● Objective
Show only lines that include "personalized".

☆ ☆ ☆ ☆

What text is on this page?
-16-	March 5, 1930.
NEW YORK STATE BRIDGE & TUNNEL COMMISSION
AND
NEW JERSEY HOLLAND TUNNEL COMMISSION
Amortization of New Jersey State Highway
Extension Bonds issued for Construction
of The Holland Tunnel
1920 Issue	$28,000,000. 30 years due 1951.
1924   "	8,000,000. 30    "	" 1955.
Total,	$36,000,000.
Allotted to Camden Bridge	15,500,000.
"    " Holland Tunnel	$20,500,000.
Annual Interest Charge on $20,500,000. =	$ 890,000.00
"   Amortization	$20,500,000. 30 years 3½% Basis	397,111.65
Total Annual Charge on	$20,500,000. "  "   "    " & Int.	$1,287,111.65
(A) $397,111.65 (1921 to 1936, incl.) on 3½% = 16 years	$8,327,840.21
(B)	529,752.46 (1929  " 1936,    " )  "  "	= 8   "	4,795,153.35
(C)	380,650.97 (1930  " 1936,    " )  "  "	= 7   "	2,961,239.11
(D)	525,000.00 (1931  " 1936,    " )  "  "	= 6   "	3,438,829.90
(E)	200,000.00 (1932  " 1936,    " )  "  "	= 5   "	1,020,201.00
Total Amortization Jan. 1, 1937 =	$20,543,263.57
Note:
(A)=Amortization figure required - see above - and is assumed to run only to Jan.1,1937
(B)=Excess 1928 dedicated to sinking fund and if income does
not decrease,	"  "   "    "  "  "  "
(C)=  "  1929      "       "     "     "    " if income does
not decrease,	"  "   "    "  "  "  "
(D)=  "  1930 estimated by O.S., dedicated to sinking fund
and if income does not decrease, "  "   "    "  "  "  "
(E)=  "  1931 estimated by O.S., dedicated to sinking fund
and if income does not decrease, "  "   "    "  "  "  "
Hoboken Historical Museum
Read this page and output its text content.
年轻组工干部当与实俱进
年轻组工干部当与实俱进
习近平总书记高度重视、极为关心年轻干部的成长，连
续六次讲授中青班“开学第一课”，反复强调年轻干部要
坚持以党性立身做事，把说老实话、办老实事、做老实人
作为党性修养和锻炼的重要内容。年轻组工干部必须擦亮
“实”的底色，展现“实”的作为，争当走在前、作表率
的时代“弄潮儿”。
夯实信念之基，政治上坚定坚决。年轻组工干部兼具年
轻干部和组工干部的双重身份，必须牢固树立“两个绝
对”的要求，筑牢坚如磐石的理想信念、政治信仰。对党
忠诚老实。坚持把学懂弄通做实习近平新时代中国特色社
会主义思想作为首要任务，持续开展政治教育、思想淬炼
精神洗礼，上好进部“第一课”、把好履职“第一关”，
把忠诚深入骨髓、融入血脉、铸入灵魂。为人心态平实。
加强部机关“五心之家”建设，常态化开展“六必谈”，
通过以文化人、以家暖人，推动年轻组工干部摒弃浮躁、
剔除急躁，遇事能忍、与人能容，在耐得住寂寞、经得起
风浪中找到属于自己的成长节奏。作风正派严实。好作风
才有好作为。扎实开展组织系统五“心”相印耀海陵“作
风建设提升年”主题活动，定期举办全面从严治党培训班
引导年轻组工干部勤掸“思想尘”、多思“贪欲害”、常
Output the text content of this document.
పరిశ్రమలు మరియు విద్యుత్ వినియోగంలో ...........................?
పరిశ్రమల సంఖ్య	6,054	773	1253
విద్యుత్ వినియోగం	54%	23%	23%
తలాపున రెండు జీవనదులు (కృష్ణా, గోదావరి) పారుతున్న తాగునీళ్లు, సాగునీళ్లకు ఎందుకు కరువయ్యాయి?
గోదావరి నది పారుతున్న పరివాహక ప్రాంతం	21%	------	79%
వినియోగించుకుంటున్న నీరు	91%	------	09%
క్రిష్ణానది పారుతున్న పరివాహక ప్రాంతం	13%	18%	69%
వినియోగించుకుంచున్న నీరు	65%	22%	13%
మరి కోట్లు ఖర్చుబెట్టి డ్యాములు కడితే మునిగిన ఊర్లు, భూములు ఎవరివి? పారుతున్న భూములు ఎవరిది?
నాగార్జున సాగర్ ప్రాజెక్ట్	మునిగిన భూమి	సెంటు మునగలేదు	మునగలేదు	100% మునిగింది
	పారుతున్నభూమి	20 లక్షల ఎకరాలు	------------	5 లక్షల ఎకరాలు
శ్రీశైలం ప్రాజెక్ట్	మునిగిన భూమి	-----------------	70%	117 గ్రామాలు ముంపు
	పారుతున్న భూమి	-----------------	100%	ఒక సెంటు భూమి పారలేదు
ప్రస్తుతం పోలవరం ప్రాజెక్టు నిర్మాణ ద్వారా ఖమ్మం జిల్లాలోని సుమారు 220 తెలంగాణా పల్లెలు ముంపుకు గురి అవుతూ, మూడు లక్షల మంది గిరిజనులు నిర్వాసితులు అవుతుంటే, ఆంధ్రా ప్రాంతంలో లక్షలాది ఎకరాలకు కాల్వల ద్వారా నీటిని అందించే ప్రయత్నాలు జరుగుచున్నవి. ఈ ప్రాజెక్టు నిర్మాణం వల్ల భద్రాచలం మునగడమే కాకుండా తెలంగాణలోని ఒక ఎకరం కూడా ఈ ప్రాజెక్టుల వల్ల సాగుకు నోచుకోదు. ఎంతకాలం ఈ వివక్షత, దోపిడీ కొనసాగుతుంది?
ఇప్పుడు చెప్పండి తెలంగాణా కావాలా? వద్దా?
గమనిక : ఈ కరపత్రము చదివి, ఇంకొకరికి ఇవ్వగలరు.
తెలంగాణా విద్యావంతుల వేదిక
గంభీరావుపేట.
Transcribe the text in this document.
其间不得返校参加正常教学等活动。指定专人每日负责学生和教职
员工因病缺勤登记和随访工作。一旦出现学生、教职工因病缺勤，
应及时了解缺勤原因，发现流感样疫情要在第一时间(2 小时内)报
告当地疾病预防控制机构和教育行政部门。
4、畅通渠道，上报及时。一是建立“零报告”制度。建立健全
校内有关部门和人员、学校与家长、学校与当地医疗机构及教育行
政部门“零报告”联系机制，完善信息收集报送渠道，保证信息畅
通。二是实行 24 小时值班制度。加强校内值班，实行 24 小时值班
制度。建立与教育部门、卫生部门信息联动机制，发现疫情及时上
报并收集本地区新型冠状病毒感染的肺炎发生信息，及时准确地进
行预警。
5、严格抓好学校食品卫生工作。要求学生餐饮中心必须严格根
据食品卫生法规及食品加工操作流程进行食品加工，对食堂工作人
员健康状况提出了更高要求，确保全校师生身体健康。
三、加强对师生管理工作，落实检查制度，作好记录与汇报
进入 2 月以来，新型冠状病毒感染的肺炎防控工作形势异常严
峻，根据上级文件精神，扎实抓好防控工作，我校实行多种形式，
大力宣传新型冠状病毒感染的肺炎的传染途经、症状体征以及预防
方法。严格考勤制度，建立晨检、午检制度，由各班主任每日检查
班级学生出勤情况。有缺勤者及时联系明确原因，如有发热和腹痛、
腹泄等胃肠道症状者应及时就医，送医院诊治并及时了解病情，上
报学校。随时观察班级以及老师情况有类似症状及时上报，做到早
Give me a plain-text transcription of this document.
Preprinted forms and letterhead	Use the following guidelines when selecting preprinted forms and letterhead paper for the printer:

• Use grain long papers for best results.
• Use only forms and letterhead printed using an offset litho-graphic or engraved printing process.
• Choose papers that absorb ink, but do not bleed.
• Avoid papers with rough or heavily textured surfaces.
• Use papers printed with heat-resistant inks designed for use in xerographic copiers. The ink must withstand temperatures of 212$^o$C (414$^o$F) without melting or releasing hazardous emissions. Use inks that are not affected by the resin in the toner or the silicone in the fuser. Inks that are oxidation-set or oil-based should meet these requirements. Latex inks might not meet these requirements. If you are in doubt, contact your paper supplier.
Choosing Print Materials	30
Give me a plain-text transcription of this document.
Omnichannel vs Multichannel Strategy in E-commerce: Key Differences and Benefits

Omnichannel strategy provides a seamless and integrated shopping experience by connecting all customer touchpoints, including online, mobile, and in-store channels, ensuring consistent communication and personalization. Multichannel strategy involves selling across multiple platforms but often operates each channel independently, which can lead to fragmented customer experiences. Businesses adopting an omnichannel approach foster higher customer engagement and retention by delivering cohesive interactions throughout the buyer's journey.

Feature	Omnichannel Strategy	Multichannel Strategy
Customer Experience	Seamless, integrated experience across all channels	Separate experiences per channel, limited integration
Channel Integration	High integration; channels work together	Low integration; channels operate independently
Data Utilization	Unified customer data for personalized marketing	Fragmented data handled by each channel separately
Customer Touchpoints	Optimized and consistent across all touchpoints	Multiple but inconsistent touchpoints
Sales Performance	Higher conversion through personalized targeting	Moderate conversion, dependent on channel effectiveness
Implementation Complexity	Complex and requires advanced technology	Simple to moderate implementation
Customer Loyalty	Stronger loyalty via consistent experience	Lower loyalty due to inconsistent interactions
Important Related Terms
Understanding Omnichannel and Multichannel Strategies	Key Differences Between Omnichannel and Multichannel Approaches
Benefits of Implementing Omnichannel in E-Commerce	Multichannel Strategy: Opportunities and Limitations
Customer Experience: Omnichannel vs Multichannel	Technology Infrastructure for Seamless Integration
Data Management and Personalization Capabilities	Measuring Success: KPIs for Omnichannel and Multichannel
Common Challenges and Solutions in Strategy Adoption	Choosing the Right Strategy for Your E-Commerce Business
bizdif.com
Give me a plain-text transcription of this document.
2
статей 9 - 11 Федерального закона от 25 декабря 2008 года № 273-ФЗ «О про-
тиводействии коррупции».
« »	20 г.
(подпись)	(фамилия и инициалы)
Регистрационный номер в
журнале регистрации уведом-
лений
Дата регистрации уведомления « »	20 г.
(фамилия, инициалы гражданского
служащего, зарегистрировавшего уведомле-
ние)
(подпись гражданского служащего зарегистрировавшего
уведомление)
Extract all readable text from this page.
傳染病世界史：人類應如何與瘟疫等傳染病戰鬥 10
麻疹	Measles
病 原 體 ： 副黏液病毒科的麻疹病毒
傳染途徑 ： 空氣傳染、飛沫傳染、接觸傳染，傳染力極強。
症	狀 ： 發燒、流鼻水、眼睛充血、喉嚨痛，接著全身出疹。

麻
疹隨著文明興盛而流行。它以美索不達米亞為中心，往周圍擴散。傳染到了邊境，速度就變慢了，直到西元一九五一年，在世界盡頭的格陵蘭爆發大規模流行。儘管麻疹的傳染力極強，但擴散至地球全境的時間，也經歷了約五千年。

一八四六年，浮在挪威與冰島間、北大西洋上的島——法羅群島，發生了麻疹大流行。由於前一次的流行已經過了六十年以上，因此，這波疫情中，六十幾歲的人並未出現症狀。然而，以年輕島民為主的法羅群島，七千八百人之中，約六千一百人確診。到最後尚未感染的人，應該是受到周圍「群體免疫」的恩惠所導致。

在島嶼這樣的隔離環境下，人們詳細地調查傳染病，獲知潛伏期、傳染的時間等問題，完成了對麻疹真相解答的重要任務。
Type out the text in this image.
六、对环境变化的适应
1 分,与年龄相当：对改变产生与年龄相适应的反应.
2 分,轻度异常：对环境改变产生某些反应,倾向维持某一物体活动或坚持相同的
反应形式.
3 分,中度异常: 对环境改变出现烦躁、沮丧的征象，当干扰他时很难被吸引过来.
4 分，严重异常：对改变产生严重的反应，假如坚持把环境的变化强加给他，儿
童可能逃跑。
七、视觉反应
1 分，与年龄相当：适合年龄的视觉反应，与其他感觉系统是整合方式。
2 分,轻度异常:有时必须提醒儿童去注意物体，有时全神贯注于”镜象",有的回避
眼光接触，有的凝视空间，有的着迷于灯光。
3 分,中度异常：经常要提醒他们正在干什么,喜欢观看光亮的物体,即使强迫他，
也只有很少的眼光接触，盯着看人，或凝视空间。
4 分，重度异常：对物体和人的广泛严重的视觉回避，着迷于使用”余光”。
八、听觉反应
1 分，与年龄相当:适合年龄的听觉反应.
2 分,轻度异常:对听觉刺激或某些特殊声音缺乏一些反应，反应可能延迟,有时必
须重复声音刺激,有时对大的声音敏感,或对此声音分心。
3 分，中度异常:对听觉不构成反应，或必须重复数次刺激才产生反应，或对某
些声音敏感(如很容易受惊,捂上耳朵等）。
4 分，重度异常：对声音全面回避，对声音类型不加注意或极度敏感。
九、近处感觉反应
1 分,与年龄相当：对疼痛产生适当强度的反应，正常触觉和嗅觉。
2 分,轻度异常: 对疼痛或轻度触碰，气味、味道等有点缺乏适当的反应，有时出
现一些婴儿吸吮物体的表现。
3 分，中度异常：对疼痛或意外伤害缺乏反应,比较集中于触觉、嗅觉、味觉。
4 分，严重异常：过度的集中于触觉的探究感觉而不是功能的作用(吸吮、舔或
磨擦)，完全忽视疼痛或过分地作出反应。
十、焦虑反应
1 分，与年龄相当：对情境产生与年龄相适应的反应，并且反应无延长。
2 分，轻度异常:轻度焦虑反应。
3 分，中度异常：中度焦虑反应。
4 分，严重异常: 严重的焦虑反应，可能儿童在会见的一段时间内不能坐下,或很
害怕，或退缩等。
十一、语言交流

☆ ☆ ☆ ☆

● Final answer
Data Utilization	Unified customer data for personalized marketing	Fragmented data handled by each channel separately
Sales Performance	Higher conversion through personalized targeting	Moderate conversion, dependent on channel effectiveness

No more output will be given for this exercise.